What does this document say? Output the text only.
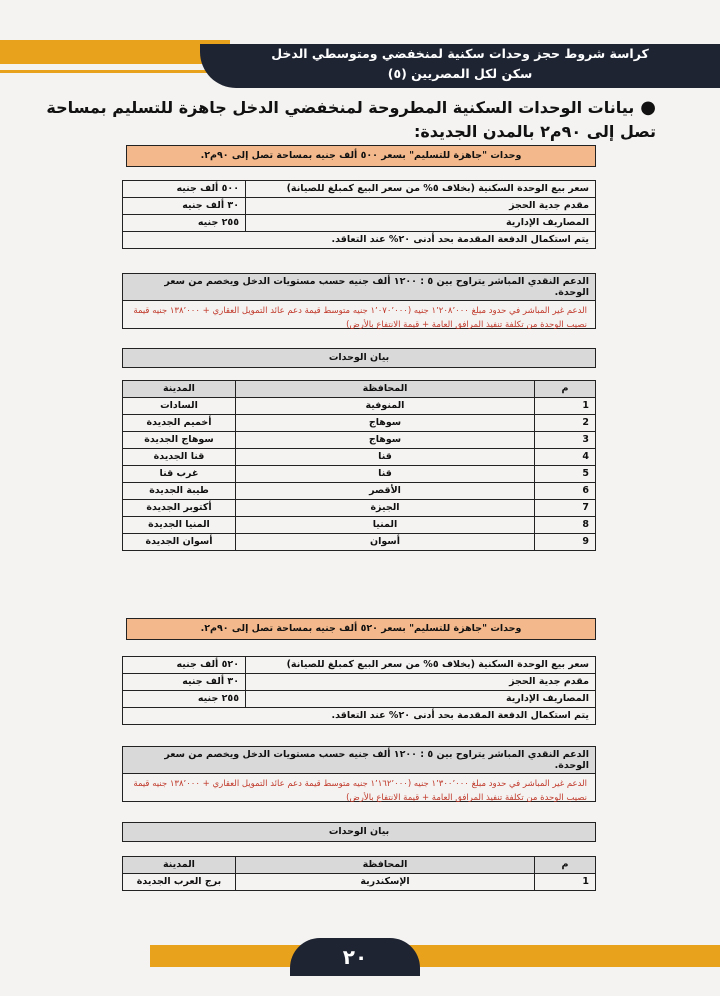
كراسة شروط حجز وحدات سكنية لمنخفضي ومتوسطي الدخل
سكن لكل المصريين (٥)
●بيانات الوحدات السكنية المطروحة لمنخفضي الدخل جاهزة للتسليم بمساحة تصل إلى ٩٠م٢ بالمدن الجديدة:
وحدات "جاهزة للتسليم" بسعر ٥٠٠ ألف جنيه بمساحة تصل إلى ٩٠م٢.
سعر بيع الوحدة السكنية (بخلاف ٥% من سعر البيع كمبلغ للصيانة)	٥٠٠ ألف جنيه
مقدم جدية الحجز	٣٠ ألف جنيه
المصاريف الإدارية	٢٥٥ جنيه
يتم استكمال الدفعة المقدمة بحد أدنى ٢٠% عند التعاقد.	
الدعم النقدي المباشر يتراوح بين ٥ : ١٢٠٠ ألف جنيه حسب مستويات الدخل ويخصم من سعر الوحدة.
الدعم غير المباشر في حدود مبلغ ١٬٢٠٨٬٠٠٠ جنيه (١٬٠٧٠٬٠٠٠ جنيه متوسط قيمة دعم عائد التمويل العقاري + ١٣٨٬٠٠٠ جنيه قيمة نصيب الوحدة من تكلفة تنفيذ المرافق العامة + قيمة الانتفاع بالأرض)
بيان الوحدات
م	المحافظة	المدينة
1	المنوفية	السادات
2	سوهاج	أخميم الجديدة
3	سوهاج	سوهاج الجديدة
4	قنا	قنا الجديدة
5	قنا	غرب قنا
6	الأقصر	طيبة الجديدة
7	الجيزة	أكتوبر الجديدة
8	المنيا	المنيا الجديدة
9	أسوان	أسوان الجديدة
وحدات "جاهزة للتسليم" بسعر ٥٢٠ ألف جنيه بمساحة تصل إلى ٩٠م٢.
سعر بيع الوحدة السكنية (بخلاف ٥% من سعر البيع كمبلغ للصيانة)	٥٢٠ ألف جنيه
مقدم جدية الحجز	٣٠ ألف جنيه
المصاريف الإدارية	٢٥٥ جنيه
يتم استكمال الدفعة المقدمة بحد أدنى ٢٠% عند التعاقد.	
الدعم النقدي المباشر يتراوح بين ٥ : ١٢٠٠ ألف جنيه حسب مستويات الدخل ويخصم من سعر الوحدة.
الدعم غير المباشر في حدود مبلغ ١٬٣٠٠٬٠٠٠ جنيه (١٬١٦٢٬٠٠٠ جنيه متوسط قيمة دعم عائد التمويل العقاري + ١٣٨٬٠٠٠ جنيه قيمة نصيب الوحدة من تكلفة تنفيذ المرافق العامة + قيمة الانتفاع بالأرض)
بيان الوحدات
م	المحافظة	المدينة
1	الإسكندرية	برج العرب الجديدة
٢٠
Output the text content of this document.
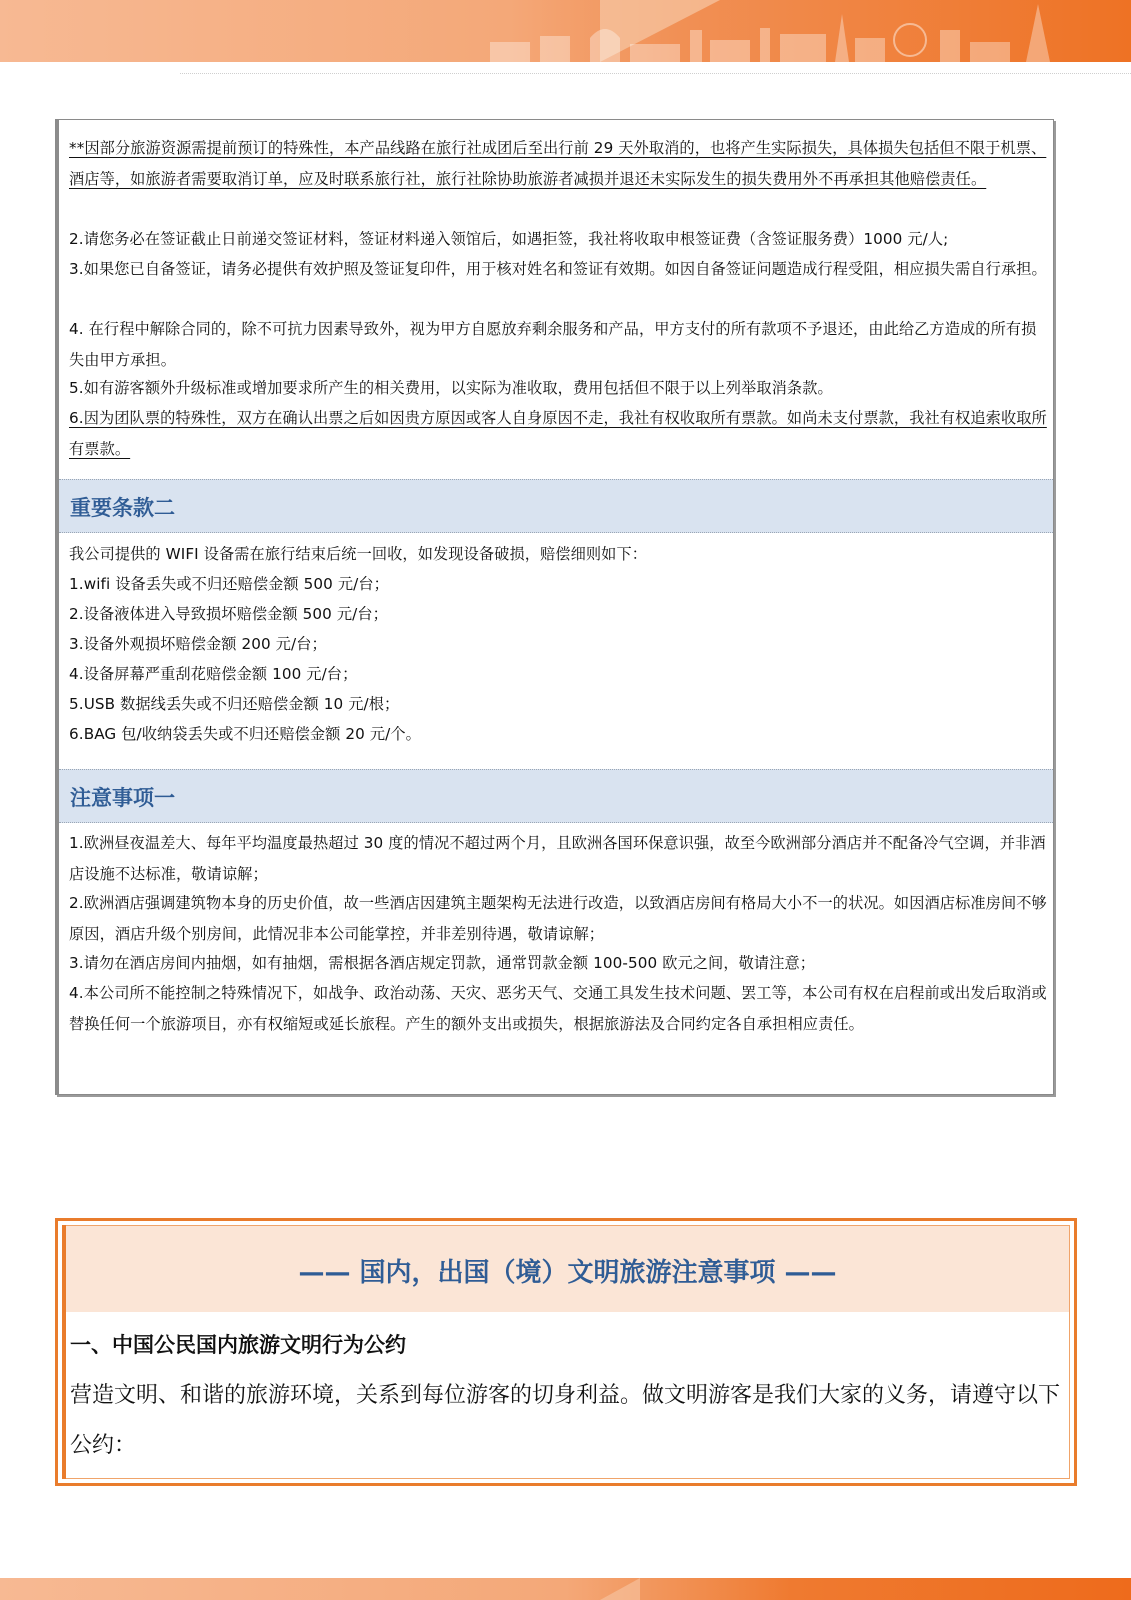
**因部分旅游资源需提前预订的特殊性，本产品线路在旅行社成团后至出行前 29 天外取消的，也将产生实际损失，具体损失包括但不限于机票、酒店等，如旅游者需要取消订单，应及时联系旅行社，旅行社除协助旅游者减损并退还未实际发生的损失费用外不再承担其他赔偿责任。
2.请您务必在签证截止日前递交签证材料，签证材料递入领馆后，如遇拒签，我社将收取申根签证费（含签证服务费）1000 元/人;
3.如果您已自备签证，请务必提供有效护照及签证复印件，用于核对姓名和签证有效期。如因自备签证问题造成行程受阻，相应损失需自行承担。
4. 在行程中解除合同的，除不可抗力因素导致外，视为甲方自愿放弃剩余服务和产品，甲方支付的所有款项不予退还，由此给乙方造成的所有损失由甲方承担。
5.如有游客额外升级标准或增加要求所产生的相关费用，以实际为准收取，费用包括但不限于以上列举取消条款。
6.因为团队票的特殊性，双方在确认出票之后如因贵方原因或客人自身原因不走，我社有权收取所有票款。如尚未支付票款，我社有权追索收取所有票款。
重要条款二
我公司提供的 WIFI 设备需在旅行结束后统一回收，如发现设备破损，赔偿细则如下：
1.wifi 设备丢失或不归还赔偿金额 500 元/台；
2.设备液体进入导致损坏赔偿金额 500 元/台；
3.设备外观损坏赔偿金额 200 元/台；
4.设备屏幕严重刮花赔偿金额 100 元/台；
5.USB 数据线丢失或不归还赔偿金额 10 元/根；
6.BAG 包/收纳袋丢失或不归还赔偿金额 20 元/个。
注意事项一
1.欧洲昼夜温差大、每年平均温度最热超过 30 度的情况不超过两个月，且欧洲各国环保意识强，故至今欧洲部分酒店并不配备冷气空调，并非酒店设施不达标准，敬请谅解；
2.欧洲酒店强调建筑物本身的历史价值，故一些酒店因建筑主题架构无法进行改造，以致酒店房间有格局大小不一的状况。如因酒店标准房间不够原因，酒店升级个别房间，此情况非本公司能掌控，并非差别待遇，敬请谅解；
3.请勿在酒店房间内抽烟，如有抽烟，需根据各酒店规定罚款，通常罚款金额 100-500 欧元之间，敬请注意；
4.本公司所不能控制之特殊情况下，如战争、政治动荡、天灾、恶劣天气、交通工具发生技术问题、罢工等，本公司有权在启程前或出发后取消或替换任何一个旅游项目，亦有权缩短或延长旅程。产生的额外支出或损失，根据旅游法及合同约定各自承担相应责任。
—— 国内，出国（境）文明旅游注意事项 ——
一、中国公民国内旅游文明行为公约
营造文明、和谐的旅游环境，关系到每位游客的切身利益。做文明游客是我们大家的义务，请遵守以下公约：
──────────────────────────────
Reproduce all of the material exactly, apart from the pictures.

RESPONSE FOR THIS EXERCISE
What does this document say? Output the text only.
كراسة شروط حجز وحدات سكنية لمنخفضي ومتوسطي الدخل
سكن لكل المصريين (٥)
●بيانات الوحدات السكنية المطروحة لمنخفضي الدخل جاهزة للتسليم بمساحة تصل إلى ٩٠م٢ بالمدن الجديدة:
وحدات "جاهزة للتسليم" بسعر ٥٠٠ ألف جنيه بمساحة تصل إلى ٩٠م٢.
سعر بيع الوحدة السكنية (بخلاف ٥% من سعر البيع كمبلغ للصيانة)	٥٠٠ ألف جنيه
مقدم جدية الحجز	٣٠ ألف جنيه
المصاريف الإدارية	٢٥٥ جنيه
يتم استكمال الدفعة المقدمة بحد أدنى ٢٠% عند التعاقد.	
الدعم النقدي المباشر يتراوح بين ٥ : ١٢٠٠ ألف جنيه حسب مستويات الدخل ويخصم من سعر الوحدة.
الدعم غير المباشر في حدود مبلغ ١٬٢٠٨٬٠٠٠ جنيه (١٬٠٧٠٬٠٠٠ جنيه متوسط قيمة دعم عائد التمويل العقاري + ١٣٨٬٠٠٠ جنيه قيمة نصيب الوحدة من تكلفة تنفيذ المرافق العامة + قيمة الانتفاع بالأرض)
بيان الوحدات
م	المحافظة	المدينة
1	المنوفية	السادات
2	سوهاج	أخميم الجديدة
3	سوهاج	سوهاج الجديدة
4	قنا	قنا الجديدة
5	قنا	غرب قنا
6	الأقصر	طيبة الجديدة
7	الجيزة	أكتوبر الجديدة
8	المنيا	المنيا الجديدة
9	أسوان	أسوان الجديدة
وحدات "جاهزة للتسليم" بسعر ٥٢٠ ألف جنيه بمساحة تصل إلى ٩٠م٢.
سعر بيع الوحدة السكنية (بخلاف ٥% من سعر البيع كمبلغ للصيانة)	٥٢٠ ألف جنيه
مقدم جدية الحجز	٣٠ ألف جنيه
المصاريف الإدارية	٢٥٥ جنيه
يتم استكمال الدفعة المقدمة بحد أدنى ٢٠% عند التعاقد.	
الدعم النقدي المباشر يتراوح بين ٥ : ١٢٠٠ ألف جنيه حسب مستويات الدخل ويخصم من سعر الوحدة.
الدعم غير المباشر في حدود مبلغ ١٬٣٠٠٬٠٠٠ جنيه (١٬١٦٢٬٠٠٠ جنيه متوسط قيمة دعم عائد التمويل العقاري + ١٣٨٬٠٠٠ جنيه قيمة نصيب الوحدة من تكلفة تنفيذ المرافق العامة + قيمة الانتفاع بالأرض)
بيان الوحدات
م	المحافظة	المدينة
1	الإسكندرية	برج العرب الجديدة
٢٠
Output the text content of this document.
**因部分旅游资源需提前预订的特殊性，本产品线路在旅行社成团后至出行前 29 天外取消的，也将产生实际损失，具体损失包括但不限于机票、酒店等，如旅游者需要取消订单，应及时联系旅行社，旅行社除协助旅游者减损并退还未实际发生的损失费用外不再承担其他赔偿责任。
2.请您务必在签证截止日前递交签证材料，签证材料递入领馆后，如遇拒签，我社将收取申根签证费（含签证服务费）1000 元/人;
3.如果您已自备签证，请务必提供有效护照及签证复印件，用于核对姓名和签证有效期。如因自备签证问题造成行程受阻，相应损失需自行承担。
4. 在行程中解除合同的，除不可抗力因素导致外，视为甲方自愿放弃剩余服务和产品，甲方支付的所有款项不予退还，由此给乙方造成的所有损失由甲方承担。
5.如有游客额外升级标准或增加要求所产生的相关费用，以实际为准收取，费用包括但不限于以上列举取消条款。
6.因为团队票的特殊性，双方在确认出票之后如因贵方原因或客人自身原因不走，我社有权收取所有票款。如尚未支付票款，我社有权追索收取所有票款。
重要条款二
我公司提供的 WIFI 设备需在旅行结束后统一回收，如发现设备破损，赔偿细则如下：
1.wifi 设备丢失或不归还赔偿金额 500 元/台；
2.设备液体进入导致损坏赔偿金额 500 元/台；
3.设备外观损坏赔偿金额 200 元/台；
4.设备屏幕严重刮花赔偿金额 100 元/台；
5.USB 数据线丢失或不归还赔偿金额 10 元/根；
6.BAG 包/收纳袋丢失或不归还赔偿金额 20 元/个。
注意事项一
1.欧洲昼夜温差大、每年平均温度最热超过 30 度的情况不超过两个月，且欧洲各国环保意识强，故至今欧洲部分酒店并不配备冷气空调，并非酒店设施不达标准，敬请谅解；
2.欧洲酒店强调建筑物本身的历史价值，故一些酒店因建筑主题架构无法进行改造，以致酒店房间有格局大小不一的状况。如因酒店标准房间不够原因，酒店升级个别房间，此情况非本公司能掌控，并非差别待遇，敬请谅解；
3.请勿在酒店房间内抽烟，如有抽烟，需根据各酒店规定罚款，通常罚款金额 100-500 欧元之间，敬请注意；
4.本公司所不能控制之特殊情况下，如战争、政治动荡、天灾、恶劣天气、交通工具发生技术问题、罢工等，本公司有权在启程前或出发后取消或替换任何一个旅游项目，亦有权缩短或延长旅程。产生的额外支出或损失，根据旅游法及合同约定各自承担相应责任。
—— 国内，出国（境）文明旅游注意事项 ——
一、中国公民国内旅游文明行为公约
营造文明、和谐的旅游环境，关系到每位游客的切身利益。做文明游客是我们大家的义务，请遵守以下公约：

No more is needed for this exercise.